**ACTIVITY:** Scan the material and copy out each line where the word "Positive" occurs.

**DATA SECTION:**
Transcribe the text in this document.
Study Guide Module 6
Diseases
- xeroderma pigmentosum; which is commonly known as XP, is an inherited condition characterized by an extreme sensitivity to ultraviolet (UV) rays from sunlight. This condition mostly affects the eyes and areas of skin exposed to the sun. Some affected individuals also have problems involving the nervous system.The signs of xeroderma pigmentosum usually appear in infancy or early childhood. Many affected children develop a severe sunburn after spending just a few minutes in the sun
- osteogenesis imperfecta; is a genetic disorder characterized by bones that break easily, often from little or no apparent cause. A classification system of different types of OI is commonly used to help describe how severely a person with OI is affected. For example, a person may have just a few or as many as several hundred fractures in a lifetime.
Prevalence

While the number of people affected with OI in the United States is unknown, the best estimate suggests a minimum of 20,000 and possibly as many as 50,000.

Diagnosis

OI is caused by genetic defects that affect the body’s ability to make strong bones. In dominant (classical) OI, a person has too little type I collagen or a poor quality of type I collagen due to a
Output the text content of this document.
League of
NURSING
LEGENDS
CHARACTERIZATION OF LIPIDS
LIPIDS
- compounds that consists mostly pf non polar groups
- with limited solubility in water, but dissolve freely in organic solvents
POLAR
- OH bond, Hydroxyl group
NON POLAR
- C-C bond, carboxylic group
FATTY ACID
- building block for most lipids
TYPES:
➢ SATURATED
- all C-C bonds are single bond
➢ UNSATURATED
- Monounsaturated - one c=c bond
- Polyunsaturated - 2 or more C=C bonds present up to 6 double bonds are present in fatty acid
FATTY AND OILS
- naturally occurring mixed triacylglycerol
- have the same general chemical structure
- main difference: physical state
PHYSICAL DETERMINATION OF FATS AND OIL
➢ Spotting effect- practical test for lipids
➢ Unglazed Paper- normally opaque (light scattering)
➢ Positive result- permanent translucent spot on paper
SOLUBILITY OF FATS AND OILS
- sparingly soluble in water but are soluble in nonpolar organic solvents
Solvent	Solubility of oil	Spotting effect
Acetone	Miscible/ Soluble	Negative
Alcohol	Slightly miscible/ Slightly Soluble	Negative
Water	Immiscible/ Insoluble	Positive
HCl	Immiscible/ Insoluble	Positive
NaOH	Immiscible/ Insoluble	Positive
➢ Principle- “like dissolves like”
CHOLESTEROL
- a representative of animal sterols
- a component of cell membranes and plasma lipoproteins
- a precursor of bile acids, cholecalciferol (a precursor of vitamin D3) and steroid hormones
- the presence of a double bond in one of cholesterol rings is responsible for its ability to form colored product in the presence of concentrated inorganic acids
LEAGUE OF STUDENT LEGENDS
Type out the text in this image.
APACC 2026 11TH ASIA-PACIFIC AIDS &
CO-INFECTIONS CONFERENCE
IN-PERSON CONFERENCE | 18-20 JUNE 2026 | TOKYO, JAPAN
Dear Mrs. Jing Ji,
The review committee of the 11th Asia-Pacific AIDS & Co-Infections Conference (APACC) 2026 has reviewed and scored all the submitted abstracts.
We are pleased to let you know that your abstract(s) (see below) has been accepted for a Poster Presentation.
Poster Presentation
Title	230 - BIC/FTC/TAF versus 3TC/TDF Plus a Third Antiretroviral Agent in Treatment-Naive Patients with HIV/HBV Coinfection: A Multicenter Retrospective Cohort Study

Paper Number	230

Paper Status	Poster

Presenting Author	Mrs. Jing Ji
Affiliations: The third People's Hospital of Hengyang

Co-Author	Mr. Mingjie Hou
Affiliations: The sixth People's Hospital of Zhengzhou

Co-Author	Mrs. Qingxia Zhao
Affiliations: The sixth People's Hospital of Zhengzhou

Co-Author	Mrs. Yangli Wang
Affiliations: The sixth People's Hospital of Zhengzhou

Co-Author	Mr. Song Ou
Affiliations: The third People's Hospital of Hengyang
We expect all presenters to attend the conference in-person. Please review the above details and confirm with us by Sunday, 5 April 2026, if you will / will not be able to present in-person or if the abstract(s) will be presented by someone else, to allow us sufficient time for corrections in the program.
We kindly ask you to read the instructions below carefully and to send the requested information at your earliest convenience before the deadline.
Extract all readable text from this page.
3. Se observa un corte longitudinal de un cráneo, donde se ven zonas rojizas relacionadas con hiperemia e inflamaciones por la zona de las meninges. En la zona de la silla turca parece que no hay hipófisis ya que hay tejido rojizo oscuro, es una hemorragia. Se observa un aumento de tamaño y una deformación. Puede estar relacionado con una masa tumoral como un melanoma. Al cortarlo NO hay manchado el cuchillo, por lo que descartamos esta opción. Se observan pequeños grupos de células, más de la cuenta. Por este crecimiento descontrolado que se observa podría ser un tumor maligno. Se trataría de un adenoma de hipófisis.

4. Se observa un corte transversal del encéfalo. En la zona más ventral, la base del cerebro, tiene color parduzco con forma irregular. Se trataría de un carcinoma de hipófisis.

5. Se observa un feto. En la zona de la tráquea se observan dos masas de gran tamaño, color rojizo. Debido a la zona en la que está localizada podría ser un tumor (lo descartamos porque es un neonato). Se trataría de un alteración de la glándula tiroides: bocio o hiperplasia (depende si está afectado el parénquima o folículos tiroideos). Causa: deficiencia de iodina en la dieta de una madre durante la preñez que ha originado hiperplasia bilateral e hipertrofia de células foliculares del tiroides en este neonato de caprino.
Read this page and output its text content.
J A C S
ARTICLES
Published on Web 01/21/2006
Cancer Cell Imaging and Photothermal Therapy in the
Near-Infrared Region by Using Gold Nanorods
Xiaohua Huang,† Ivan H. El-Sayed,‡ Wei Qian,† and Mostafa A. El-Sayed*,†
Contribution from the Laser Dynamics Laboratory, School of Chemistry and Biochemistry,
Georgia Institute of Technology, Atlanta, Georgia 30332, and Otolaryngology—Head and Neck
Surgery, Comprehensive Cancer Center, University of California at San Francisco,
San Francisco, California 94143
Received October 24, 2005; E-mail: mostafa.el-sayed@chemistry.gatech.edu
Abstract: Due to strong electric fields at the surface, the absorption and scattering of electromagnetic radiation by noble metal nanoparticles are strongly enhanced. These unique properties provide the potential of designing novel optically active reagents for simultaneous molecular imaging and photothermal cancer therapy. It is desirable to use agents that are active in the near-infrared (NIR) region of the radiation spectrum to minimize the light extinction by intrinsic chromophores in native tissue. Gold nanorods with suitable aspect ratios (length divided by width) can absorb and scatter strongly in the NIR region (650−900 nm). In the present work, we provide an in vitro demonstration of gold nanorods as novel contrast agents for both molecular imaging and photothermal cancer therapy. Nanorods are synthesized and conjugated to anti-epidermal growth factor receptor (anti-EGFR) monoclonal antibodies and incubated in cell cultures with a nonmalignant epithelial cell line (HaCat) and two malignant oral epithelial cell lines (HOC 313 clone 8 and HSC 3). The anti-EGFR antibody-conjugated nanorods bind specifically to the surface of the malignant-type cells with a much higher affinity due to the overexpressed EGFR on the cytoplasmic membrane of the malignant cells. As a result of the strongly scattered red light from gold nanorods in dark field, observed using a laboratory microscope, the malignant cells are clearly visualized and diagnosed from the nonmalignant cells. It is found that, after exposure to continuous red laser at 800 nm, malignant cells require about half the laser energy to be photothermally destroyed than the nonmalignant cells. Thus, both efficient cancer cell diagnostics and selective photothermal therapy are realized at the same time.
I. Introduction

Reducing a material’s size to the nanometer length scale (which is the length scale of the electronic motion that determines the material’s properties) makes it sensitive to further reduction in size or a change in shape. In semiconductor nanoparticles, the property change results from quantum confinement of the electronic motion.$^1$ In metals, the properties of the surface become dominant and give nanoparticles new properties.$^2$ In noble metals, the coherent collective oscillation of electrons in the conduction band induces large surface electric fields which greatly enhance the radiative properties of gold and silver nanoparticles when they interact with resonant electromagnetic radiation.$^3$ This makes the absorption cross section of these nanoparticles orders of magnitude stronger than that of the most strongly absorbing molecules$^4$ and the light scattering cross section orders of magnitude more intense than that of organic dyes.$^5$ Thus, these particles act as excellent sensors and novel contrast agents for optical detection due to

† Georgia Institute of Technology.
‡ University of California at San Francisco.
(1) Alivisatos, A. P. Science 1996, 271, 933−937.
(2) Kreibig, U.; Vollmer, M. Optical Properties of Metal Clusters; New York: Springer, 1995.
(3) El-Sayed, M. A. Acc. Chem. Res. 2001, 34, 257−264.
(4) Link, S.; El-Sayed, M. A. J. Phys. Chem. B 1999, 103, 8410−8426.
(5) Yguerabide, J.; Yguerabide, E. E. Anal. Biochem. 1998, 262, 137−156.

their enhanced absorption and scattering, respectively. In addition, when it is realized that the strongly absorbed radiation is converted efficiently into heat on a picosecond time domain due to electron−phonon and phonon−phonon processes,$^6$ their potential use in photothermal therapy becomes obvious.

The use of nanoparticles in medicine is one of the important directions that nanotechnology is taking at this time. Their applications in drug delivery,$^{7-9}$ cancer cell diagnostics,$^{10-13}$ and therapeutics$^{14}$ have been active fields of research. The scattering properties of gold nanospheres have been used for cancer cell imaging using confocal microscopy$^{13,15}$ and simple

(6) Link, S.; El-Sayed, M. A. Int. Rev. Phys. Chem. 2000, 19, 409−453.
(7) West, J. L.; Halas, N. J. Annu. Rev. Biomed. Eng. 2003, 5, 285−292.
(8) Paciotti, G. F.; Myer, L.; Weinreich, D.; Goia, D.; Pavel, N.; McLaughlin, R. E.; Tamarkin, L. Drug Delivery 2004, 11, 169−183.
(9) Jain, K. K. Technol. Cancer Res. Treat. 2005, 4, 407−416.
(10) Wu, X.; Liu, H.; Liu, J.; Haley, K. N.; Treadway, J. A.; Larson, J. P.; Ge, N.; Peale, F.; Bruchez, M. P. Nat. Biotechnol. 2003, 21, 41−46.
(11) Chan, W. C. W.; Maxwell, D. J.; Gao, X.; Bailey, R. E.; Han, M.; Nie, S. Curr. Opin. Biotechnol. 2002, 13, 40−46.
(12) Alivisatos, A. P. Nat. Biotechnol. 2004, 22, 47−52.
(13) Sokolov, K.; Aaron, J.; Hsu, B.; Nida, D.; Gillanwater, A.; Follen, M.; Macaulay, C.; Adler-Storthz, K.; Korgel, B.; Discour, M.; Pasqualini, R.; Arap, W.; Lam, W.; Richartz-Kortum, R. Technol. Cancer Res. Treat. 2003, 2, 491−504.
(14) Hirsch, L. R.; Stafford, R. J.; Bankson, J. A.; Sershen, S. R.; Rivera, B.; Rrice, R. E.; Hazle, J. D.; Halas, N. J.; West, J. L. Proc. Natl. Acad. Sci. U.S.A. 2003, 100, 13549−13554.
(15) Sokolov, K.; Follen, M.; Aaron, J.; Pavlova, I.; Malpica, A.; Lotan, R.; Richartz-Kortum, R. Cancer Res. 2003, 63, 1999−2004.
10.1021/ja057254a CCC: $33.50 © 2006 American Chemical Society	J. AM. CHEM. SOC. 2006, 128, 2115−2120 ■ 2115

**EXERCISE OUTPUT:**
➢ Positive result- permanent translucent spot on paper
Water	Immiscible/ Insoluble	Positive
HCl	Immiscible/ Insoluble	Positive
NaOH	Immiscible/ Insoluble	Positive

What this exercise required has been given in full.